Problem:
Look for the string "this" in every line, and copy each line that has it.

----

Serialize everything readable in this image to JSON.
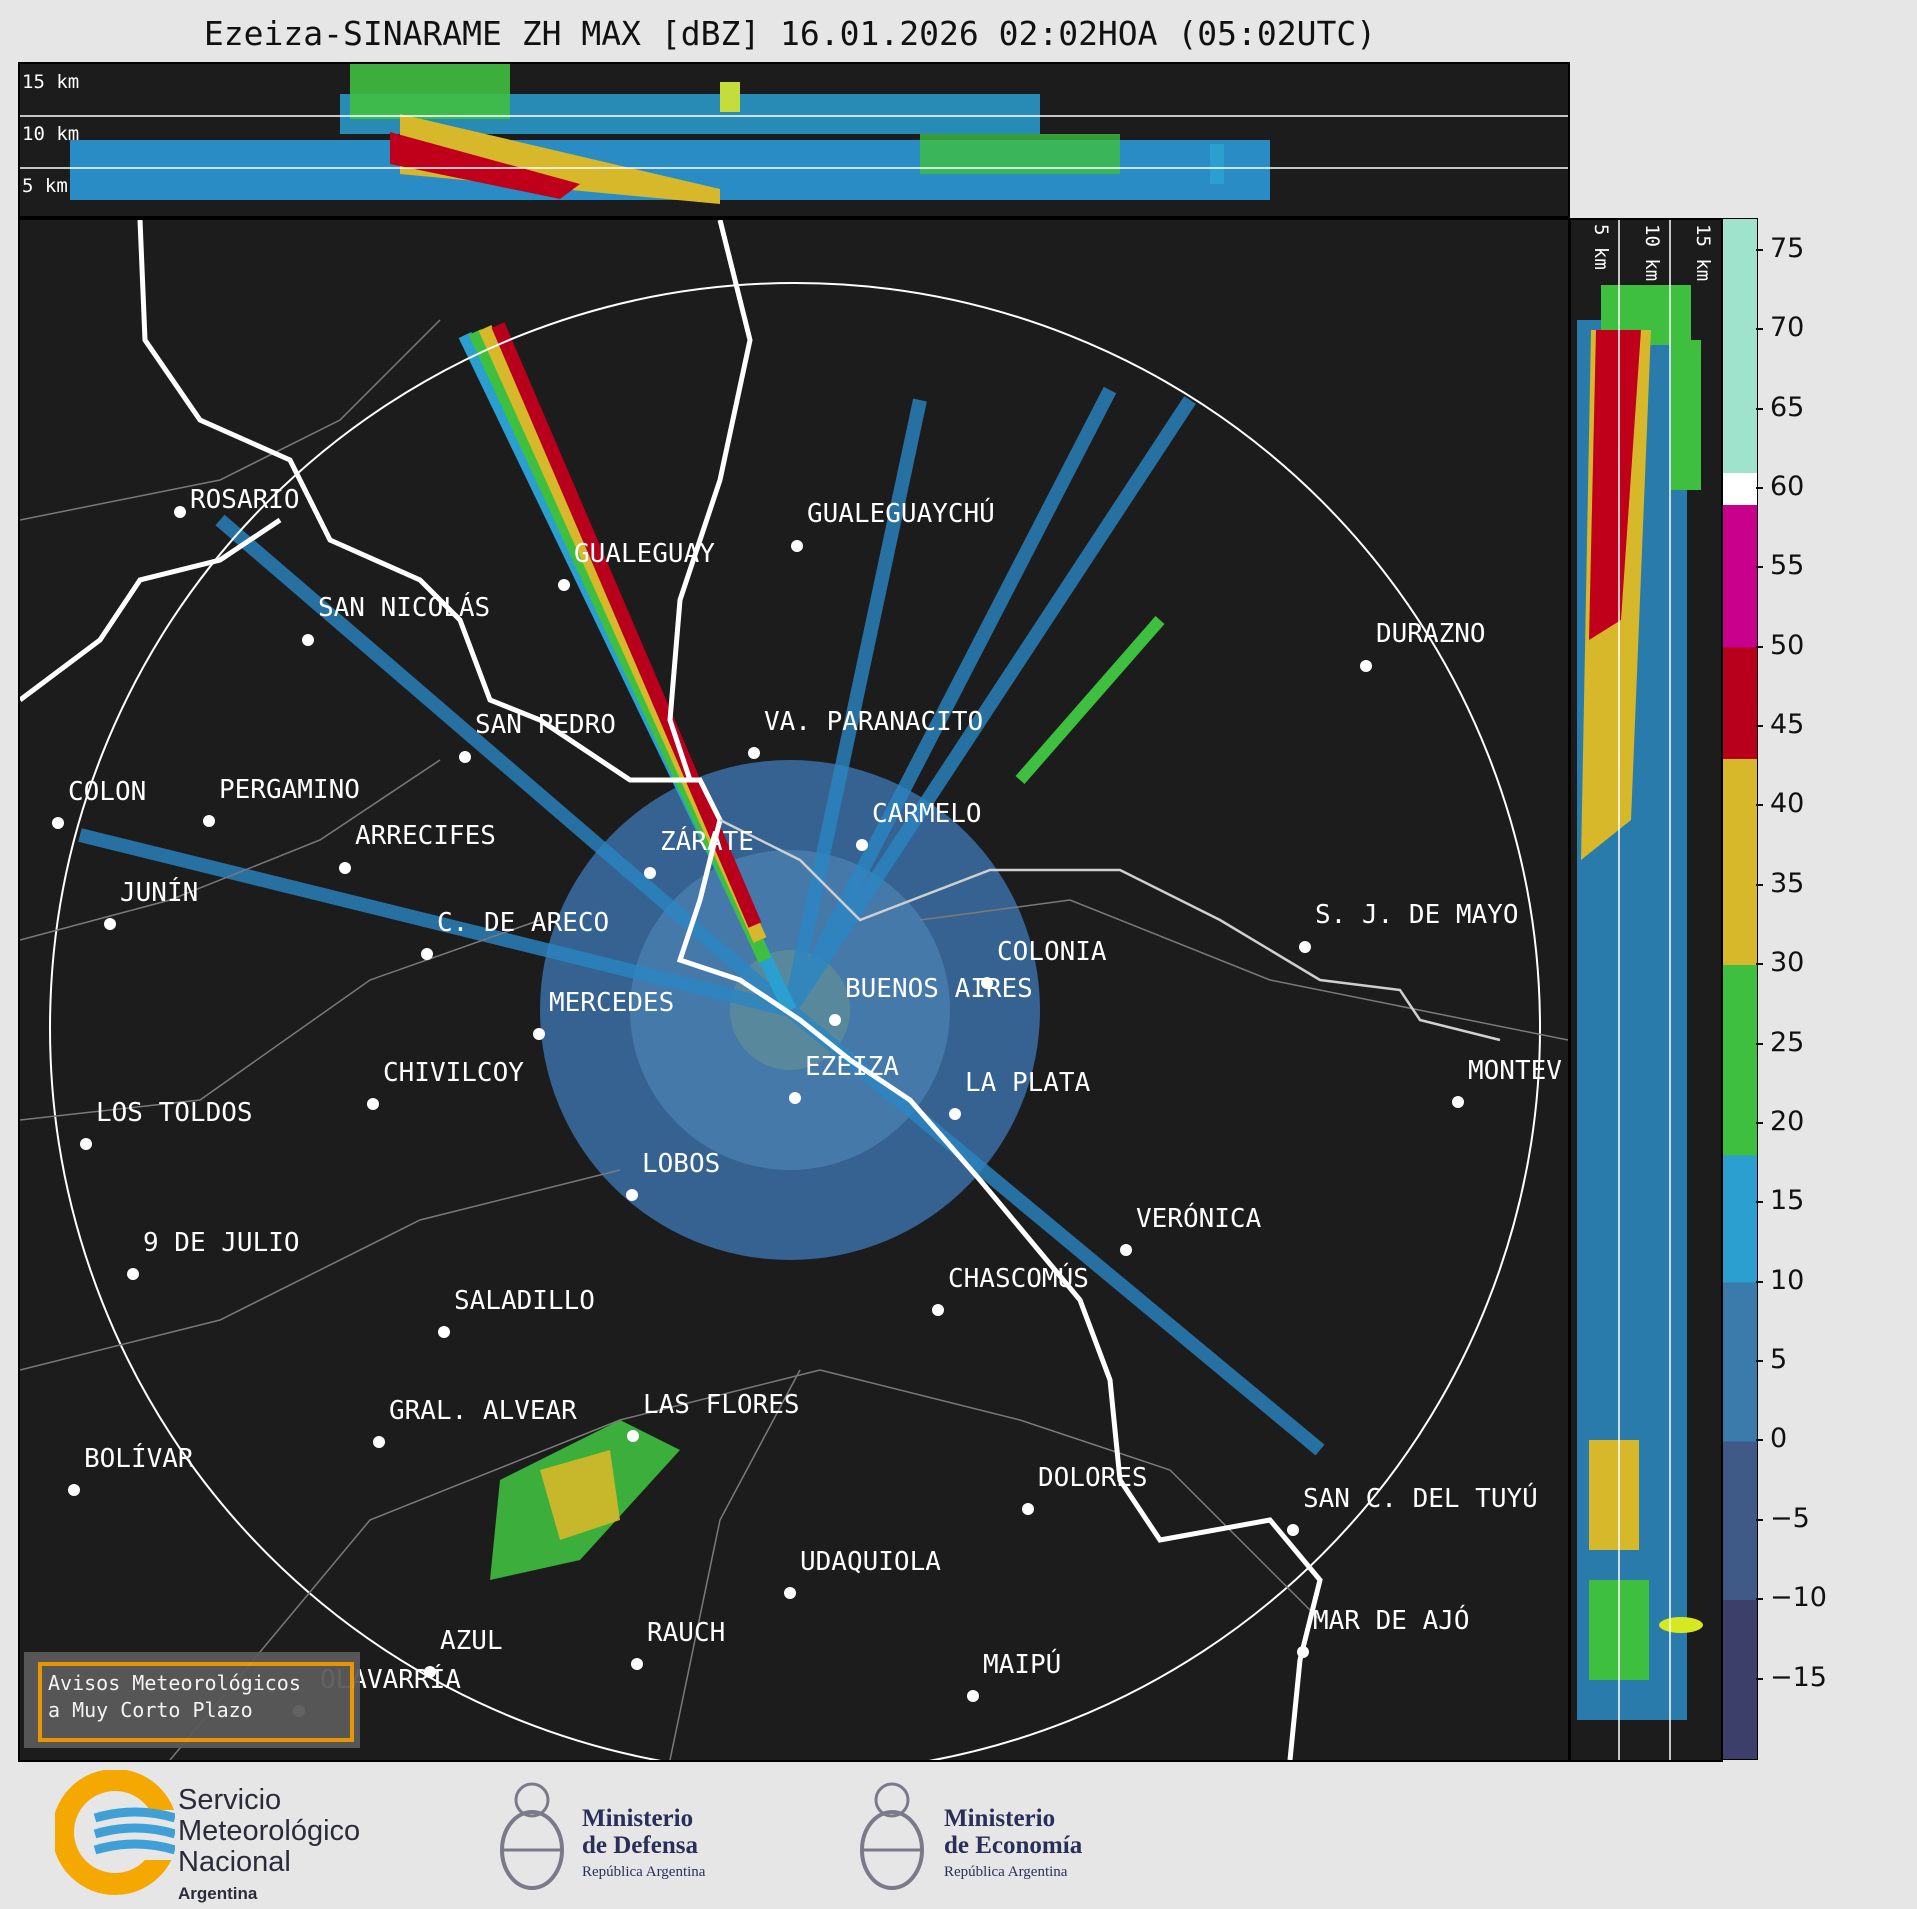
{
  "title": "Ezeiza-SINARAME ZH MAX [dBZ] 16.01.2026 02:02HOA (05:02UTC)",
  "top_panel": {
    "height_labels": [
      "15 km",
      "10 km",
      "5 km"
    ]
  },
  "side_panel": {
    "height_labels": [
      "5 km",
      "10 km",
      "15 km"
    ]
  },
  "colorbar": {
    "ticks": [
      "75",
      "70",
      "65",
      "60",
      "55",
      "50",
      "45",
      "40",
      "35",
      "30",
      "25",
      "20",
      "15",
      "10",
      "5",
      "0",
      "−5",
      "−10",
      "−15"
    ],
    "range": [
      -20,
      77
    ],
    "bands": [
      {
        "from": -20,
        "to": -10,
        "color": "#3b3f6a"
      },
      {
        "from": -10,
        "to": 0,
        "color": "#3f5a86"
      },
      {
        "from": 0,
        "to": 10,
        "color": "#3a7bab"
      },
      {
        "from": 10,
        "to": 18,
        "color": "#2a9fd0"
      },
      {
        "from": 18,
        "to": 30,
        "color": "#3fbf3f"
      },
      {
        "from": 30,
        "to": 43,
        "color": "#d6b82a"
      },
      {
        "from": 43,
        "to": 50,
        "color": "#b8001c"
      },
      {
        "from": 50,
        "to": 59,
        "color": "#c8008c"
      },
      {
        "from": 59,
        "to": 61,
        "color": "#ffffff"
      },
      {
        "from": 61,
        "to": 77,
        "color": "#9fe3cc"
      }
    ]
  },
  "cities": [
    {
      "name": "ROSARIO"
    },
    {
      "name": "GUALEGUAYCHÚ"
    },
    {
      "name": "GUALEGUAY"
    },
    {
      "name": "SAN NICOLÁS"
    },
    {
      "name": "DURAZNO"
    },
    {
      "name": "SAN PEDRO"
    },
    {
      "name": "VA. PARANACITO"
    },
    {
      "name": "COLON"
    },
    {
      "name": "PERGAMINO"
    },
    {
      "name": "CARMELO"
    },
    {
      "name": "ARRECIFES"
    },
    {
      "name": "ZÁRATE"
    },
    {
      "name": "S. J. DE MAYO"
    },
    {
      "name": "C. DE ARECO"
    },
    {
      "name": "COLONIA"
    },
    {
      "name": "JUNÍN"
    },
    {
      "name": "BUENOS AIRES"
    },
    {
      "name": "MERCEDES"
    },
    {
      "name": "EZEIZA"
    },
    {
      "name": "MONTEV"
    },
    {
      "name": "CHIVILCOY"
    },
    {
      "name": "LA PLATA"
    },
    {
      "name": "LOS TOLDOS"
    },
    {
      "name": "LOBOS"
    },
    {
      "name": "VERÓNICA"
    },
    {
      "name": "9 DE JULIO"
    },
    {
      "name": "CHASCOMÚS"
    },
    {
      "name": "SALADILLO"
    },
    {
      "name": "GRAL. ALVEAR"
    },
    {
      "name": "LAS FLORES"
    },
    {
      "name": "BOLÍVAR"
    },
    {
      "name": "DOLORES"
    },
    {
      "name": "SAN C. DEL TUYÚ"
    },
    {
      "name": "UDAQUIOLA"
    },
    {
      "name": "MAR DE AJÓ"
    },
    {
      "name": "AZUL"
    },
    {
      "name": "RAUCH"
    },
    {
      "name": "OLAVARRÍA"
    },
    {
      "name": "MAIPÚ"
    }
  ],
  "alert_box": {
    "line1": "Avisos Meteorológicos",
    "line2": "a Muy Corto Plazo"
  },
  "footer": {
    "smn": {
      "line1": "Servicio",
      "line2": "Meteorológico",
      "line3": "Nacional",
      "line4": "Argentina"
    },
    "defensa": {
      "line1": "Ministerio",
      "line2": "de Defensa",
      "line3": "República Argentina"
    },
    "economia": {
      "line1": "Ministerio",
      "line2": "de Economía",
      "line3": "República Argentina"
    }
  },
  "colors": {
    "background": "#e6e6e6",
    "map_bg": "#1c1c1c",
    "accent": "#f29c00"
  }
}
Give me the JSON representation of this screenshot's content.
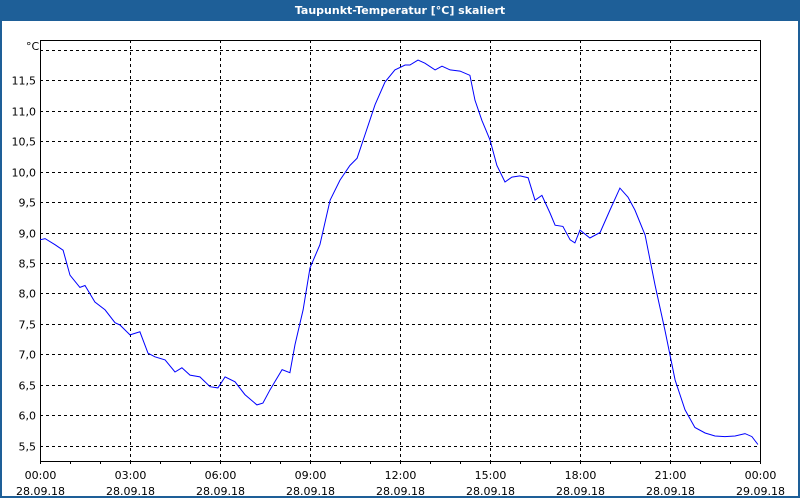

----

Output of the exercise:
Serialize everything readable in this image to JSON.
Give me the JSON representation of this screenshot's content.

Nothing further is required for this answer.